QUOTED PASSAGE:
==========

This is my implementation of a solution for the following challenge:
(originally featured here)
One day you accidentally deleted the usernames, but the not the tweets. You could retrieve the data by using a backup, but decide that would be no fun. Instead you use Machine Learning to find the owner of the tweets. Luckily you only deleted the following usernames:
@justinbieber @BillGates @KingJames @google @BarackObama
In order to figure which tweet belongs to which owner. You pulled some of the tweets made by all five owners from the database. The file can be downloaded here, and will be included in the directory your program is run from with the name “trainingdata.txt”. The file is formatted as follows:
The first line contains an integer, n, the number of tweets that follow. The next n lines will first have the username of the owner of the tweet, followed by a space, then the tweet itself.
The first line will contain an integer t, the number of tweets who have lost their owner. The next t lines will each contain a tweet (up to 140 characters)
Output who you think the owner of each tweet is on its own line. Do not include the @.

==========

WHAT THIS TASK INVOLVES:
Pick up the write-up on guessing tweet owners above at the point where it ends, and carry it forward.

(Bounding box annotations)
==========

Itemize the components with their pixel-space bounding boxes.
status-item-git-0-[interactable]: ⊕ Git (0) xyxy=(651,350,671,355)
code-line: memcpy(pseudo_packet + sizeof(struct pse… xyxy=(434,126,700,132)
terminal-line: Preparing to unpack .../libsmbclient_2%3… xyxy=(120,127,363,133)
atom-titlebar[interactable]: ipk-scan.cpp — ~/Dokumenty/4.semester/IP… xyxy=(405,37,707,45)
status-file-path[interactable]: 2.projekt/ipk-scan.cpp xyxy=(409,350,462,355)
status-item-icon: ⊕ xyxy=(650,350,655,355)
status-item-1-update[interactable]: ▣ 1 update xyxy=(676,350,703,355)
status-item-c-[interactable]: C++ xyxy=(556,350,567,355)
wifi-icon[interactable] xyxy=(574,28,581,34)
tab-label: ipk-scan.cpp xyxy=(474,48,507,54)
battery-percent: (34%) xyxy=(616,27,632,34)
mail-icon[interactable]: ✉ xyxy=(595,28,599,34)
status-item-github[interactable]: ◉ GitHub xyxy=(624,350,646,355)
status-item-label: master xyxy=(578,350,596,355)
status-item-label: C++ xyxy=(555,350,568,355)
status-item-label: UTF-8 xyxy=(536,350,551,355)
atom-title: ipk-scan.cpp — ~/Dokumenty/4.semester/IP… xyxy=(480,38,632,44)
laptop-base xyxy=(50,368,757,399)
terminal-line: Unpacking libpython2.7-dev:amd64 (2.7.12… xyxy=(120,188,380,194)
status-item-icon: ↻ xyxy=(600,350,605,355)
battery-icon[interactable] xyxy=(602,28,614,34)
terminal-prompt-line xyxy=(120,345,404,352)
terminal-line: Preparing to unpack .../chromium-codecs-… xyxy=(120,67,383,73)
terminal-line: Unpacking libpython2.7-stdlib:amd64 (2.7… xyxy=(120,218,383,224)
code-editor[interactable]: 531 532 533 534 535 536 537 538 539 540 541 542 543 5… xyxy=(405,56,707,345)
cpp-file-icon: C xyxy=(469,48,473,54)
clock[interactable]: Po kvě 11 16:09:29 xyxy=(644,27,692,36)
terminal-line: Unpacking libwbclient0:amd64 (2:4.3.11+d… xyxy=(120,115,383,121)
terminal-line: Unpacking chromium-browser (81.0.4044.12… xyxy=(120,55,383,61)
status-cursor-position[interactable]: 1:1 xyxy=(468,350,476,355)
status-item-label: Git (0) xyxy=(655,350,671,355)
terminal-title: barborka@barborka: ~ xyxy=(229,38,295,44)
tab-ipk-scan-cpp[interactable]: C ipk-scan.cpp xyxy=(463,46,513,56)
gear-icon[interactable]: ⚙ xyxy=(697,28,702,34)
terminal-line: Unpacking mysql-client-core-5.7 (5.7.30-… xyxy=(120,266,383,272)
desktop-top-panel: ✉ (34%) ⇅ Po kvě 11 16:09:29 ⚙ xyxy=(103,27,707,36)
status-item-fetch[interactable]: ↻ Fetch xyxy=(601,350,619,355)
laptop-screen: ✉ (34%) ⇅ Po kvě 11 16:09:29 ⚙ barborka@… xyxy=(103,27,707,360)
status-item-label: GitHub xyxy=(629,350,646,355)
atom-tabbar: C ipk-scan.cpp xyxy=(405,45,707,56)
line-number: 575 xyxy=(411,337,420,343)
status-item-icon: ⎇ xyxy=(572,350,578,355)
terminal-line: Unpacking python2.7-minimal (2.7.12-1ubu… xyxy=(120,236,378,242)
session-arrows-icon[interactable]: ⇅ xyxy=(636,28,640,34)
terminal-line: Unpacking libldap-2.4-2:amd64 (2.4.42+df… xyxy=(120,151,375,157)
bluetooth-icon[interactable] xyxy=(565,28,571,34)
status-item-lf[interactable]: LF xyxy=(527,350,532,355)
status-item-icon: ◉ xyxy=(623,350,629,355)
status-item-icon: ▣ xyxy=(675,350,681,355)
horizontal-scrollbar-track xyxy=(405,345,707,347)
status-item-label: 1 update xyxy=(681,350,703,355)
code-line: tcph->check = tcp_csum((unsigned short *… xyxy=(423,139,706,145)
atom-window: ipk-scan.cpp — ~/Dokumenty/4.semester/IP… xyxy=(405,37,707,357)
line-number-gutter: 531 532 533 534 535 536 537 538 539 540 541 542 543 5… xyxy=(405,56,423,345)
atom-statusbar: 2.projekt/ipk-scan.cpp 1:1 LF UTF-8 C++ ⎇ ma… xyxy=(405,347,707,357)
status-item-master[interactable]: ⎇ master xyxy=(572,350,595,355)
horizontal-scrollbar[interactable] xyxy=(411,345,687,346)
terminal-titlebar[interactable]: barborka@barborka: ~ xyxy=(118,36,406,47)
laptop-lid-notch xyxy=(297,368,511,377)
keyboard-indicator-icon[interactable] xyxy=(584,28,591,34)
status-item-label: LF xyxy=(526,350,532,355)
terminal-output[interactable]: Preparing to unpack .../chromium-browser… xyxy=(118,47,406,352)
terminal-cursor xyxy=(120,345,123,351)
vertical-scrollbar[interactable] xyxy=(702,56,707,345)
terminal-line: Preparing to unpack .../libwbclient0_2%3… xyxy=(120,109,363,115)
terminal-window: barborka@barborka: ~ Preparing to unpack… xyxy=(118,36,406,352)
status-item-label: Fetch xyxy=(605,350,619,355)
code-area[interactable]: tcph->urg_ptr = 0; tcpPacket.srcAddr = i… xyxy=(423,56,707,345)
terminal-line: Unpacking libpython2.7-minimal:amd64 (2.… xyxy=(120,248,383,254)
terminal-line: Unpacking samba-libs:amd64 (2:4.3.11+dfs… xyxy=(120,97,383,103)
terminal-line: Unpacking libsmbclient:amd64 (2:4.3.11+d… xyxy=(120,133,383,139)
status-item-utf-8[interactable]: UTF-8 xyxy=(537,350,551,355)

==========

RESPONSE FOR THIS EXERCISE:
5
Tell Congress: #NowIsTheTime to close background check loopholes for gun sales. http://t.co/PiAdjEbV, http://t.co/rmcJKN6H
Today the #BELIEVEtour hits New Jersey and I am proud that we will donate a portion of ALL tix sold to Hurricane Sandy Relief. #GIVEBACK
What does Ronald McDonald and @DwyaneWade have in common? They both 6’2 and wear size 20 shoe!!
PHOTOS: My trip to Ghana where I saw what is working & what can be shared with other countries http://t.co/qMYIMsQCYN http://t.co/eRssXUzY6r
Jewish Googlers lit up their not-so-traditional, but very googley, lava lamp menorah last night. Happy Chanukah! http://t.co/cEPwS1vo
BarackObama
justinbieber
KingJames
BillGates
Your score for this challenge will be 60 * ( 4 * # correctly classified tweets - # of incorrectly classified tweets)/ (4 * total # of tweets)